→ **Your objective**
Omit the pictures, please, and give each record below again exactly.

[Data records]
= = =

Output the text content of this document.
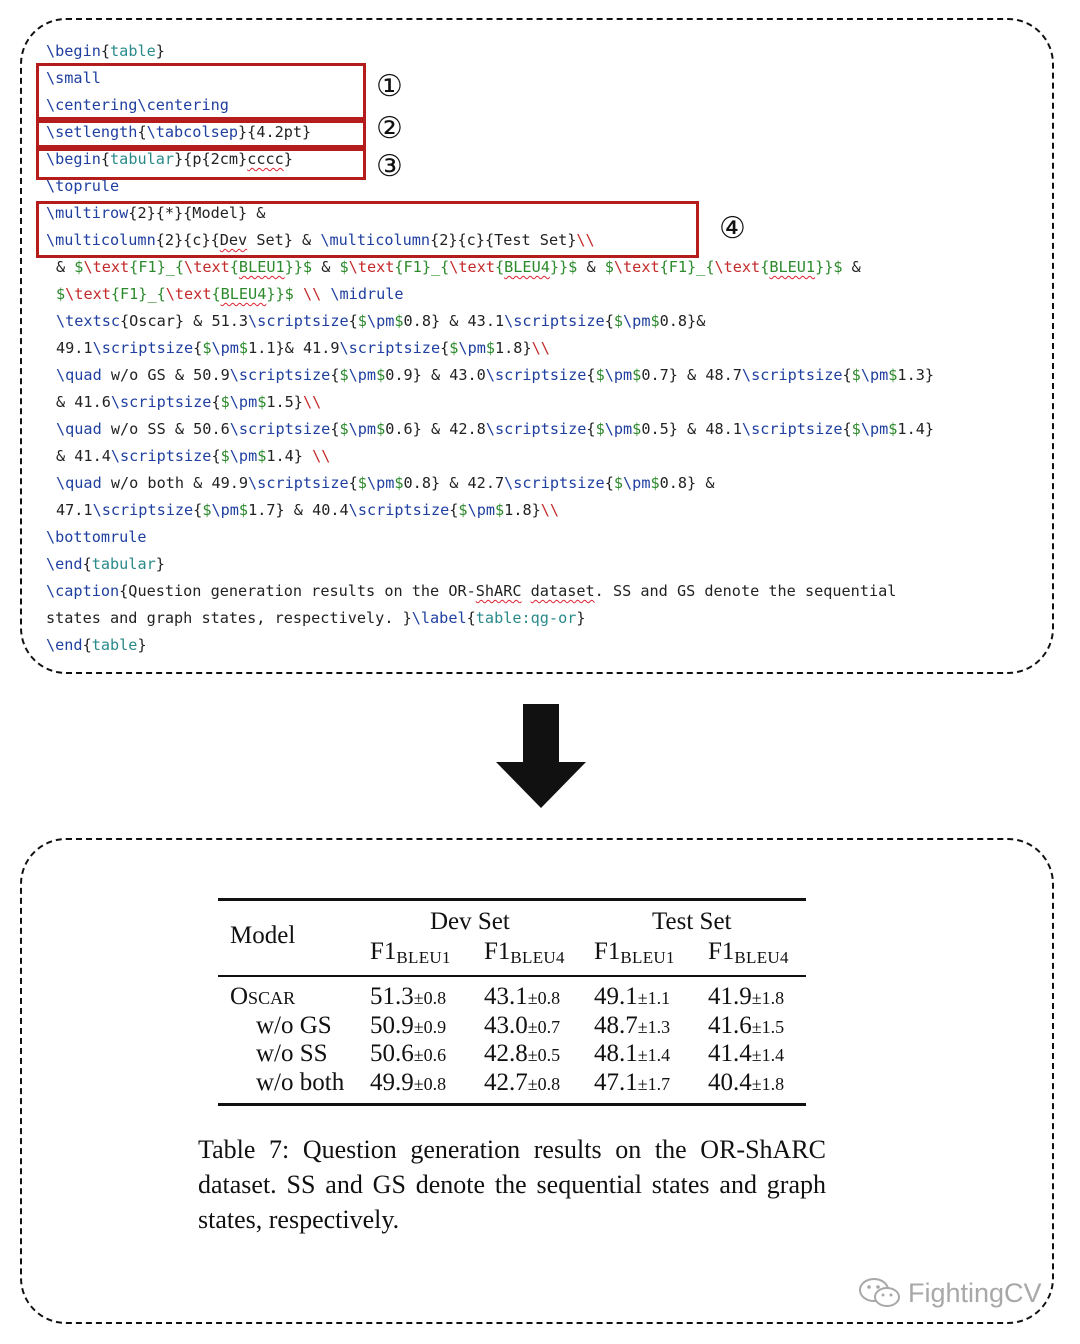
\begin{table}
\small
\centering\centering
\setlength{\tabcolsep}{4.2pt}
\begin{tabular}{p{2cm}cccc}
\toprule
\multirow{2}{*}{Model} &
\multicolumn{2}{c}{Dev Set} & \multicolumn{2}{c}{Test Set}\\
& $\text{F1}_{\text{BLEU1}}$ & $\text{F1}_{\text{BLEU4}}$ & $\text{F1}_{\text{BLEU1}}$ &
$\text{F1}_{\text{BLEU4}}$ \\ \midrule
\textsc{Oscar} & 51.3\scriptsize{$\pm$0.8} & 43.1\scriptsize{$\pm$0.8}&
49.1\scriptsize{$\pm$1.1}& 41.9\scriptsize{$\pm$1.8}\\
\quad w/o GS & 50.9\scriptsize{$\pm$0.9} & 43.0\scriptsize{$\pm$0.7} & 48.7\scriptsize{$\pm$1.3}
& 41.6\scriptsize{$\pm$1.5}\\
\quad w/o SS & 50.6\scriptsize{$\pm$0.6} & 42.8\scriptsize{$\pm$0.5} & 48.1\scriptsize{$\pm$1.4}
& 41.4\scriptsize{$\pm$1.4} \\
\quad w/o both & 49.9\scriptsize{$\pm$0.8} & 42.7\scriptsize{$\pm$0.8} &
47.1\scriptsize{$\pm$1.7} & 40.4\scriptsize{$\pm$1.8}\\
\bottomrule
\end{tabular}
\caption{Question generation results on the OR-ShARC dataset. SS and GS denote the sequential
states and graph states, respectively. }\label{table:qg-or}
\end{table}
①
②
③
④
Model
Dev Set	Test Set
F1BLEU1 F1BLEU4 F1BLEU1 F1BLEU4
Oscar	51.3±0.8 43.1±0.8 49.1±1.1 41.9±1.8
w/o GS 50.9±0.9 43.0±0.7 48.7±1.3 41.6±1.5
w/o SS 50.6±0.6 42.8±0.5 48.1±1.4 41.4±1.4
w/o both 49.9±0.8 42.7±0.8 47.1±1.7 40.4±1.8
Table 7: Question generation results on the OR-ShARC dataset. SS and GS denote the sequential states and graph states, respectively.
FightingCV
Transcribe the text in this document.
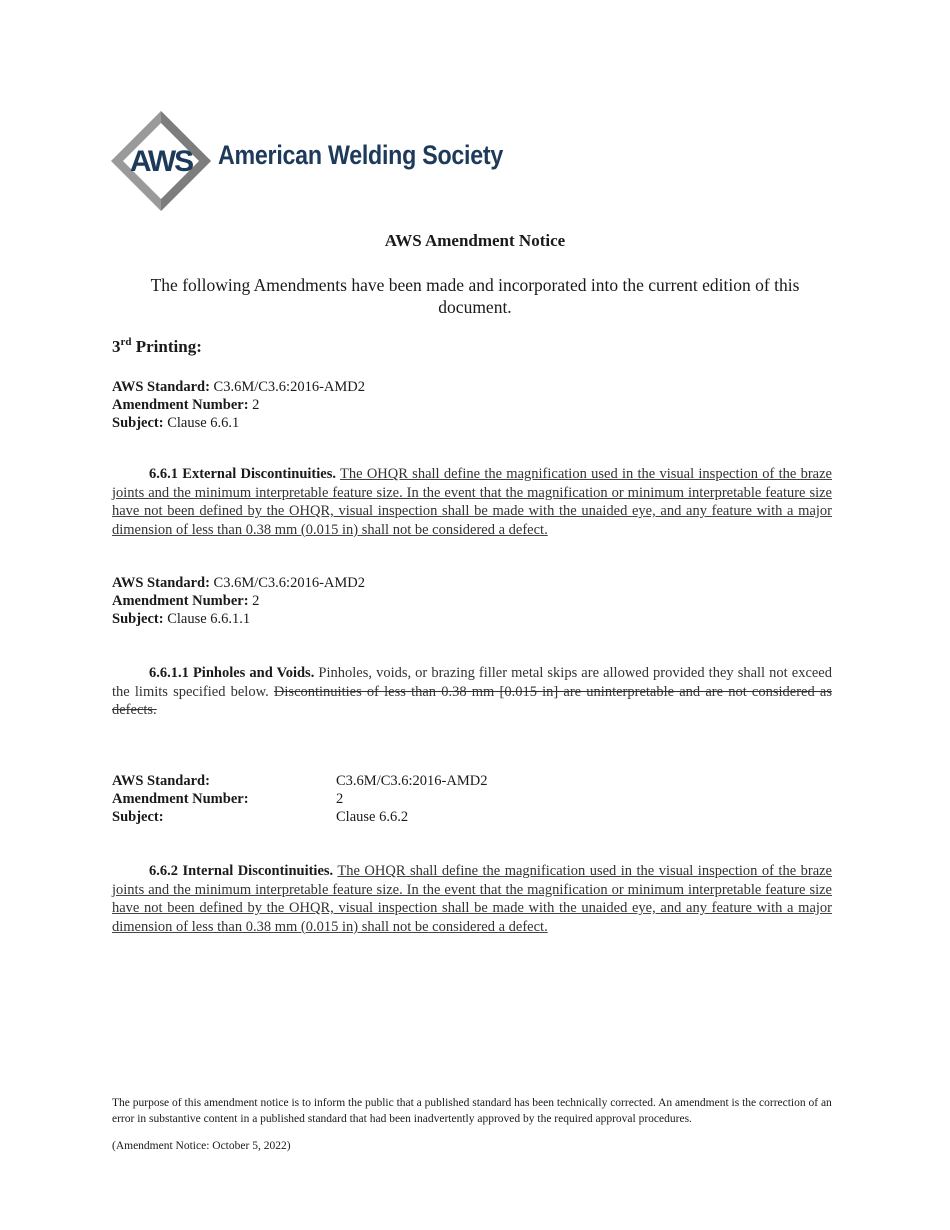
AWS American Welding Society
AWS Amendment Notice
The following Amendments have been made and incorporated into the current edition of this document.
3rd Printing:
AWS Standard: C3.6M/C3.6:2016-AMD2
Amendment Number: 2
Subject: Clause 6.6.1
6.6.1 External Discontinuities. The OHQR shall define the magnification used in the visual inspection of the braze joints and the minimum interpretable feature size. In the event that the magnification or minimum interpretable feature size have not been defined by the OHQR, visual inspection shall be made with the unaided eye, and any feature with a major dimension of less than 0.38 mm (0.015 in) shall not be considered a defect.
AWS Standard: C3.6M/C3.6:2016-AMD2
Amendment Number: 2
Subject: Clause 6.6.1.1
6.6.1.1 Pinholes and Voids. Pinholes, voids, or brazing filler metal skips are allowed provided they shall not exceed the limits specified below. Discontinuities of less than 0.38 mm [0.015 in] are uninterpretable and are not considered as defects.
AWS Standard:	C3.6M/C3.6:2016-AMD2
Amendment Number:	2
Subject:	Clause 6.6.2
6.6.2 Internal Discontinuities. The OHQR shall define the magnification used in the visual inspection of the braze joints and the minimum interpretable feature size. In the event that the magnification or minimum interpretable feature size have not been defined by the OHQR, visual inspection shall be made with the unaided eye, and any feature with a major dimension of less than 0.38 mm (0.015 in) shall not be considered a defect.
The purpose of this amendment notice is to inform the public that a published standard has been technically corrected. An amendment is the correction of an error in substantive content in a published standard that had been inadvertently approved by the required approval procedures.
(Amendment Notice: October 5, 2022)
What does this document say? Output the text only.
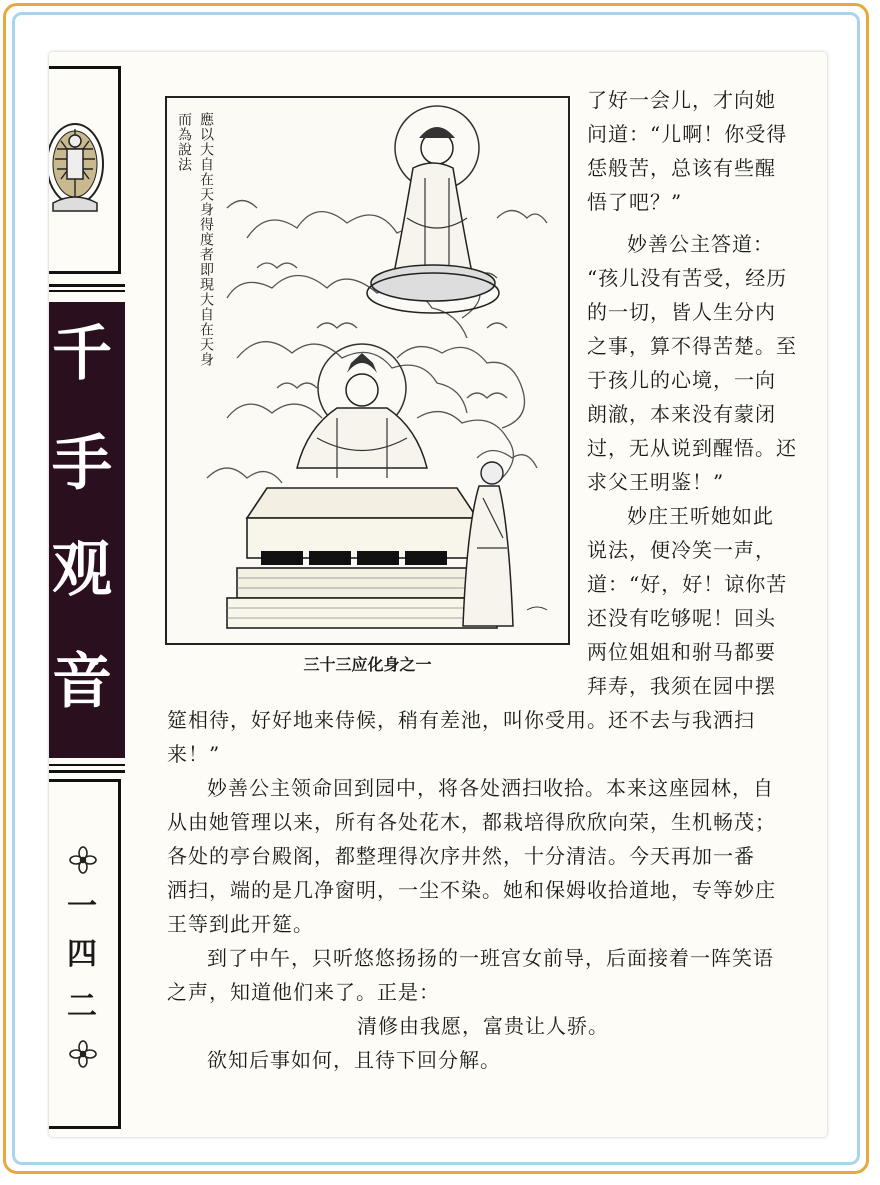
千
手
观
音
一
四
二
應以大自在天身得度者即現大自在天身
而為說法
三十三应化身之一
了好一会儿，才向她
问道：“儿啊！你受得
恁般苦，总该有些醒
悟了吧？”
妙善公主答道：
“孩儿没有苦受，经历
的一切，皆人生分内
之事，算不得苦楚。至
于孩儿的心境，一向
朗澈，本来没有蒙闭
过，无从说到醒悟。还
求父王明鉴！”
妙庄王听她如此
说法，便冷笑一声，
道：“好，好！谅你苦
还没有吃够呢！回头
两位姐姐和驸马都要
拜寿，我须在园中摆
筵相待，好好地来侍候，稍有差池，叫你受用。还不去与我洒扫
来！”
妙善公主领命回到园中，将各处洒扫收拾。本来这座园林，自
从由她管理以来，所有各处花木，都栽培得欣欣向荣，生机畅茂；
各处的亭台殿阁，都整理得次序井然，十分清洁。今天再加一番
洒扫，端的是几净窗明，一尘不染。她和保姆收拾道地，专等妙庄
王等到此开筵。
到了中午，只听悠悠扬扬的一班宫女前导，后面接着一阵笑语
之声，知道他们来了。正是：
清修由我愿，富贵让人骄。
欲知后事如何，且待下回分解。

= = =

→ **Final answer**
Output the text content of this document.
\begin{table}
\small
\centering\centering
\setlength{\tabcolsep}{4.2pt}
\begin{tabular}{p{2cm}cccc}
\toprule
\multirow{2}{*}{Model} &
\multicolumn{2}{c}{Dev Set} & \multicolumn{2}{c}{Test Set}\\
& $\text{F1}_{\text{BLEU1}}$ & $\text{F1}_{\text{BLEU4}}$ & $\text{F1}_{\text{BLEU1}}$ &
$\text{F1}_{\text{BLEU4}}$ \\ \midrule
\textsc{Oscar} & 51.3\scriptsize{$\pm$0.8} & 43.1\scriptsize{$\pm$0.8}&
49.1\scriptsize{$\pm$1.1}& 41.9\scriptsize{$\pm$1.8}\\
\quad w/o GS & 50.9\scriptsize{$\pm$0.9} & 43.0\scriptsize{$\pm$0.7} & 48.7\scriptsize{$\pm$1.3}
& 41.6\scriptsize{$\pm$1.5}\\
\quad w/o SS & 50.6\scriptsize{$\pm$0.6} & 42.8\scriptsize{$\pm$0.5} & 48.1\scriptsize{$\pm$1.4}
& 41.4\scriptsize{$\pm$1.4} \\
\quad w/o both & 49.9\scriptsize{$\pm$0.8} & 42.7\scriptsize{$\pm$0.8} &
47.1\scriptsize{$\pm$1.7} & 40.4\scriptsize{$\pm$1.8}\\
\bottomrule
\end{tabular}
\caption{Question generation results on the OR-ShARC dataset. SS and GS denote the sequential
states and graph states, respectively. }\label{table:qg-or}
\end{table}
①
②
③
④
Model
Dev Set	Test Set
F1BLEU1 F1BLEU4 F1BLEU1 F1BLEU4
Oscar	51.3±0.8 43.1±0.8 49.1±1.1 41.9±1.8
w/o GS 50.9±0.9 43.0±0.7 48.7±1.3 41.6±1.5
w/o SS 50.6±0.6 42.8±0.5 48.1±1.4 41.4±1.4
w/o both 49.9±0.8 42.7±0.8 47.1±1.7 40.4±1.8
Table 7: Question generation results on the OR-ShARC dataset. SS and GS denote the sequential states and graph states, respectively.
FightingCV
Transcribe the text in this document.
AWS American Welding Society
AWS Amendment Notice
The following Amendments have been made and incorporated into the current edition of this document.
3rd Printing:
AWS Standard: C3.6M/C3.6:2016-AMD2
Amendment Number: 2
Subject: Clause 6.6.1
6.6.1 External Discontinuities. The OHQR shall define the magnification used in the visual inspection of the braze joints and the minimum interpretable feature size. In the event that the magnification or minimum interpretable feature size have not been defined by the OHQR, visual inspection shall be made with the unaided eye, and any feature with a major dimension of less than 0.38 mm (0.015 in) shall not be considered a defect.
AWS Standard: C3.6M/C3.6:2016-AMD2
Amendment Number: 2
Subject: Clause 6.6.1.1
6.6.1.1 Pinholes and Voids. Pinholes, voids, or brazing filler metal skips are allowed provided they shall not exceed the limits specified below. Discontinuities of less than 0.38 mm [0.015 in] are uninterpretable and are not considered as defects.
AWS Standard:	C3.6M/C3.6:2016-AMD2
Amendment Number:	2
Subject:	Clause 6.6.2
6.6.2 Internal Discontinuities. The OHQR shall define the magnification used in the visual inspection of the braze joints and the minimum interpretable feature size. In the event that the magnification or minimum interpretable feature size have not been defined by the OHQR, visual inspection shall be made with the unaided eye, and any feature with a major dimension of less than 0.38 mm (0.015 in) shall not be considered a defect.
The purpose of this amendment notice is to inform the public that a published standard has been technically corrected. An amendment is the correction of an error in substantive content in a published standard that had been inadvertently approved by the required approval procedures.
(Amendment Notice: October 5, 2022)
What does this document say? Output the text only.
千
手
观
音
一
四
二
應以大自在天身得度者即現大自在天身
而為說法
三十三应化身之一
了好一会儿，才向她
问道：“儿啊！你受得
恁般苦，总该有些醒
悟了吧？”
妙善公主答道：
“孩儿没有苦受，经历
的一切，皆人生分内
之事，算不得苦楚。至
于孩儿的心境，一向
朗澈，本来没有蒙闭
过，无从说到醒悟。还
求父王明鉴！”
妙庄王听她如此
说法，便冷笑一声，
道：“好，好！谅你苦
还没有吃够呢！回头
两位姐姐和驸马都要
拜寿，我须在园中摆
筵相待，好好地来侍候，稍有差池，叫你受用。还不去与我洒扫
来！”
妙善公主领命回到园中，将各处洒扫收拾。本来这座园林，自
从由她管理以来，所有各处花木，都栽培得欣欣向荣，生机畅茂；
各处的亭台殿阁，都整理得次序井然，十分清洁。今天再加一番
洒扫，端的是几净窗明，一尘不染。她和保姆收拾道地，专等妙庄
王等到此开筵。
到了中午，只听悠悠扬扬的一班宫女前导，后面接着一阵笑语
之声，知道他们来了。正是：
清修由我愿，富贵让人骄。
欲知后事如何，且待下回分解。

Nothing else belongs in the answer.